**What is expected**
Here are some records. Copy each one exactly.

**Items**
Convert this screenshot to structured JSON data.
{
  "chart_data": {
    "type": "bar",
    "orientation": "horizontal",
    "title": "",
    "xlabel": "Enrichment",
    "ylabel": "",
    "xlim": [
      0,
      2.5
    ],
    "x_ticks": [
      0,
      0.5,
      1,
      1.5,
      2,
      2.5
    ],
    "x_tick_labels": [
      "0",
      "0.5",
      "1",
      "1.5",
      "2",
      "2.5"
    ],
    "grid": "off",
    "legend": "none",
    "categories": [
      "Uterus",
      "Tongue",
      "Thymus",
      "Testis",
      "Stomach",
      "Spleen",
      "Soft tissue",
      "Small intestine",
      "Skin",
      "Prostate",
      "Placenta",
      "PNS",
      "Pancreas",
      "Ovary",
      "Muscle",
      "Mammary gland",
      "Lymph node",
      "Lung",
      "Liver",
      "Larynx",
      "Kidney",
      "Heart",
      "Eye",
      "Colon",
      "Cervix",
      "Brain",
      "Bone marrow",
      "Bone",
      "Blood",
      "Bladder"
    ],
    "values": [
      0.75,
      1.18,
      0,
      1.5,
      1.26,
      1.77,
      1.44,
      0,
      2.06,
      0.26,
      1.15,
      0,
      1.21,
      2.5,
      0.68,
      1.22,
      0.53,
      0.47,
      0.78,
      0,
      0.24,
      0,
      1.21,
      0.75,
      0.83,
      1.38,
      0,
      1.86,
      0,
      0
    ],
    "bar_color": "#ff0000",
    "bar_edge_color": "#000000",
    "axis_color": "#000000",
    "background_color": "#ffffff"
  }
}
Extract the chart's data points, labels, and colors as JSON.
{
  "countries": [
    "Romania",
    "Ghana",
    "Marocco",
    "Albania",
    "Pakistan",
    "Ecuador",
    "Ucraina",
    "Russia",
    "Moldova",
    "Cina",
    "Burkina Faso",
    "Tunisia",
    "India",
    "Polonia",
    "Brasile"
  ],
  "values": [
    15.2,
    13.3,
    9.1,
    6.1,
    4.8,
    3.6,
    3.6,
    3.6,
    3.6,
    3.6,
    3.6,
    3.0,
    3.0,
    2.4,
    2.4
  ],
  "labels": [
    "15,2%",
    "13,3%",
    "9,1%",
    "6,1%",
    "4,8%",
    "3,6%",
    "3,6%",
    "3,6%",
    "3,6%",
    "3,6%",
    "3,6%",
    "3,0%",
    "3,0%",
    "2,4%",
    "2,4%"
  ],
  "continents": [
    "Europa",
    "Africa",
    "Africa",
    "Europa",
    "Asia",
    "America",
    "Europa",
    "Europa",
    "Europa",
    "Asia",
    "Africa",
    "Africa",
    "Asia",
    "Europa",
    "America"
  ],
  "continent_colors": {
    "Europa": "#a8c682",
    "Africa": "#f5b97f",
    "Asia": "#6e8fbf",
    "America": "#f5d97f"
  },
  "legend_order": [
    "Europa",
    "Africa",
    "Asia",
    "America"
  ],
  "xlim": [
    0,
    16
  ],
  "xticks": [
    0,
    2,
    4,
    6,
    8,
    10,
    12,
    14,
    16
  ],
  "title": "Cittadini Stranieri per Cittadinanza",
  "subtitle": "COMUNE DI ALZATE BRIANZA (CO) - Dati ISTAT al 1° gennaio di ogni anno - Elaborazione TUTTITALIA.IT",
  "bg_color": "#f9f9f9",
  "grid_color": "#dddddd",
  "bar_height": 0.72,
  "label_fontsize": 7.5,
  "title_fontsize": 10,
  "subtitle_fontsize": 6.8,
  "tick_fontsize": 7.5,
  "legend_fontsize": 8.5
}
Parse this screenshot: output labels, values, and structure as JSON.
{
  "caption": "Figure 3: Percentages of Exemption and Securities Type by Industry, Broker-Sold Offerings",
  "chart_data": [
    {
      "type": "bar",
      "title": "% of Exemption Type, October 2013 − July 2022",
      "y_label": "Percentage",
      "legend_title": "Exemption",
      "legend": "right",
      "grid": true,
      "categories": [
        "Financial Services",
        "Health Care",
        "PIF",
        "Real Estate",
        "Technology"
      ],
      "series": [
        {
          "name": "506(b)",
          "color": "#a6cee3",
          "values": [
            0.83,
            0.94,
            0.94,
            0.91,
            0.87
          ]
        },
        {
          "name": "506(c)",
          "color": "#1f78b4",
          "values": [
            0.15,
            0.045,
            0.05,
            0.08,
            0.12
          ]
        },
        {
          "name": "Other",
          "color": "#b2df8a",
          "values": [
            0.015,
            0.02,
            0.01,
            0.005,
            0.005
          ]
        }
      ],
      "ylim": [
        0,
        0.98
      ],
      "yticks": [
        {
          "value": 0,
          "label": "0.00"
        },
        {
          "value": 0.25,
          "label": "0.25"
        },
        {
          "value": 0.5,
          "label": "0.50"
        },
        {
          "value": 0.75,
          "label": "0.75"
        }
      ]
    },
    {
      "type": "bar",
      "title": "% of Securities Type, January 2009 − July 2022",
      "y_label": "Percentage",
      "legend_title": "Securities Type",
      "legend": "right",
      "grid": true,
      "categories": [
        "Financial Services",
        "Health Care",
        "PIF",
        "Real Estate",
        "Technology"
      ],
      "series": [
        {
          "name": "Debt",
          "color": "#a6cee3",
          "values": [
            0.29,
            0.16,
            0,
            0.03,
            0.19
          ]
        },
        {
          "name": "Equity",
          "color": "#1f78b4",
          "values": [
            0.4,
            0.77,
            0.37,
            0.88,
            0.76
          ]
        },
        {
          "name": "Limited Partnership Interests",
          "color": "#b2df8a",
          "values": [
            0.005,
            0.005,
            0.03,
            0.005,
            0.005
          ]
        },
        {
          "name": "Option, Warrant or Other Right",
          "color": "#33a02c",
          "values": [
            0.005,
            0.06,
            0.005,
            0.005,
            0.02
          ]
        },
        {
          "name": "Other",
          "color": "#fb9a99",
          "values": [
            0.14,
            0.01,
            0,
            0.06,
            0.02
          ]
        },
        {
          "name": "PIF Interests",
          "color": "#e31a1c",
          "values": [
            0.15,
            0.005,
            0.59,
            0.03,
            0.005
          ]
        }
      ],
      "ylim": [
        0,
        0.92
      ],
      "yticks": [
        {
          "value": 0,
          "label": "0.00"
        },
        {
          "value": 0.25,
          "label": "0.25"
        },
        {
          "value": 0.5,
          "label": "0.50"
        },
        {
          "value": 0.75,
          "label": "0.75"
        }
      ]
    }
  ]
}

**Task answer**
Convert this screenshot to structured JSON data.
{
  "chart_data": {
    "type": "bar",
    "orientation": "horizontal",
    "title": "",
    "xlabel": "Enrichment",
    "ylabel": "",
    "xlim": [
      0,
      2.5
    ],
    "x_ticks": [
      0,
      0.5,
      1,
      1.5,
      2,
      2.5
    ],
    "x_tick_labels": [
      "0",
      "0.5",
      "1",
      "1.5",
      "2",
      "2.5"
    ],
    "grid": "off",
    "legend": "none",
    "categories": [
      "Uterus",
      "Tongue",
      "Thymus",
      "Testis",
      "Stomach",
      "Spleen",
      "Soft tissue",
      "Small intestine",
      "Skin",
      "Prostate",
      "Placenta",
      "PNS",
      "Pancreas",
      "Ovary",
      "Muscle",
      "Mammary gland",
      "Lymph node",
      "Lung",
      "Liver",
      "Larynx",
      "Kidney",
      "Heart",
      "Eye",
      "Colon",
      "Cervix",
      "Brain",
      "Bone marrow",
      "Bone",
      "Blood",
      "Bladder"
    ],
    "values": [
      0.75,
      1.18,
      0,
      1.5,
      1.26,
      1.77,
      1.44,
      0,
      2.06,
      0.26,
      1.15,
      0,
      1.21,
      2.5,
      0.68,
      1.22,
      0.53,
      0.47,
      0.78,
      0,
      0.24,
      0,
      1.21,
      0.75,
      0.83,
      1.38,
      0,
      1.86,
      0,
      0
    ],
    "bar_color": "#ff0000",
    "bar_edge_color": "#000000",
    "axis_color": "#000000",
    "background_color": "#ffffff"
  }
}
Extract the chart's data points, labels, and colors as JSON.
{
  "countries": [
    "Romania",
    "Ghana",
    "Marocco",
    "Albania",
    "Pakistan",
    "Ecuador",
    "Ucraina",
    "Russia",
    "Moldova",
    "Cina",
    "Burkina Faso",
    "Tunisia",
    "India",
    "Polonia",
    "Brasile"
  ],
  "values": [
    15.2,
    13.3,
    9.1,
    6.1,
    4.8,
    3.6,
    3.6,
    3.6,
    3.6,
    3.6,
    3.6,
    3.0,
    3.0,
    2.4,
    2.4
  ],
  "labels": [
    "15,2%",
    "13,3%",
    "9,1%",
    "6,1%",
    "4,8%",
    "3,6%",
    "3,6%",
    "3,6%",
    "3,6%",
    "3,6%",
    "3,6%",
    "3,0%",
    "3,0%",
    "2,4%",
    "2,4%"
  ],
  "continents": [
    "Europa",
    "Africa",
    "Africa",
    "Europa",
    "Asia",
    "America",
    "Europa",
    "Europa",
    "Europa",
    "Asia",
    "Africa",
    "Africa",
    "Asia",
    "Europa",
    "America"
  ],
  "continent_colors": {
    "Europa": "#a8c682",
    "Africa": "#f5b97f",
    "Asia": "#6e8fbf",
    "America": "#f5d97f"
  },
  "legend_order": [
    "Europa",
    "Africa",
    "Asia",
    "America"
  ],
  "xlim": [
    0,
    16
  ],
  "xticks": [
    0,
    2,
    4,
    6,
    8,
    10,
    12,
    14,
    16
  ],
  "title": "Cittadini Stranieri per Cittadinanza",
  "subtitle": "COMUNE DI ALZATE BRIANZA (CO) - Dati ISTAT al 1° gennaio di ogni anno - Elaborazione TUTTITALIA.IT",
  "bg_color": "#f9f9f9",
  "grid_color": "#dddddd",
  "bar_height": 0.72,
  "label_fontsize": 7.5,
  "title_fontsize": 10,
  "subtitle_fontsize": 6.8,
  "tick_fontsize": 7.5,
  "legend_fontsize": 8.5
}
Parse this screenshot: output labels, values, and structure as JSON.
{
  "caption": "Figure 3: Percentages of Exemption and Securities Type by Industry, Broker-Sold Offerings",
  "chart_data": [
    {
      "type": "bar",
      "title": "% of Exemption Type, October 2013 − July 2022",
      "y_label": "Percentage",
      "legend_title": "Exemption",
      "legend": "right",
      "grid": true,
      "categories": [
        "Financial Services",
        "Health Care",
        "PIF",
        "Real Estate",
        "Technology"
      ],
      "series": [
        {
          "name": "506(b)",
          "color": "#a6cee3",
          "values": [
            0.83,
            0.94,
            0.94,
            0.91,
            0.87
          ]
        },
        {
          "name": "506(c)",
          "color": "#1f78b4",
          "values": [
            0.15,
            0.045,
            0.05,
            0.08,
            0.12
          ]
        },
        {
          "name": "Other",
          "color": "#b2df8a",
          "values": [
            0.015,
            0.02,
            0.01,
            0.005,
            0.005
          ]
        }
      ],
      "ylim": [
        0,
        0.98
      ],
      "yticks": [
        {
          "value": 0,
          "label": "0.00"
        },
        {
          "value": 0.25,
          "label": "0.25"
        },
        {
          "value": 0.5,
          "label": "0.50"
        },
        {
          "value": 0.75,
          "label": "0.75"
        }
      ]
    },
    {
      "type": "bar",
      "title": "% of Securities Type, January 2009 − July 2022",
      "y_label": "Percentage",
      "legend_title": "Securities Type",
      "legend": "right",
      "grid": true,
      "categories": [
        "Financial Services",
        "Health Care",
        "PIF",
        "Real Estate",
        "Technology"
      ],
      "series": [
        {
          "name": "Debt",
          "color": "#a6cee3",
          "values": [
            0.29,
            0.16,
            0,
            0.03,
            0.19
          ]
        },
        {
          "name": "Equity",
          "color": "#1f78b4",
          "values": [
            0.4,
            0.77,
            0.37,
            0.88,
            0.76
          ]
        },
        {
          "name": "Limited Partnership Interests",
          "color": "#b2df8a",
          "values": [
            0.005,
            0.005,
            0.03,
            0.005,
            0.005
          ]
        },
        {
          "name": "Option, Warrant or Other Right",
          "color": "#33a02c",
          "values": [
            0.005,
            0.06,
            0.005,
            0.005,
            0.02
          ]
        },
        {
          "name": "Other",
          "color": "#fb9a99",
          "values": [
            0.14,
            0.01,
            0,
            0.06,
            0.02
          ]
        },
        {
          "name": "PIF Interests",
          "color": "#e31a1c",
          "values": [
            0.15,
            0.005,
            0.59,
            0.03,
            0.005
          ]
        }
      ],
      "ylim": [
        0,
        0.92
      ],
      "yticks": [
        {
          "value": 0,
          "label": "0.00"
        },
        {
          "value": 0.25,
          "label": "0.25"
        },
        {
          "value": 0.5,
          "label": "0.50"
        },
        {
          "value": 0.75,
          "label": "0.75"
        }
      ]
    }
  ]
}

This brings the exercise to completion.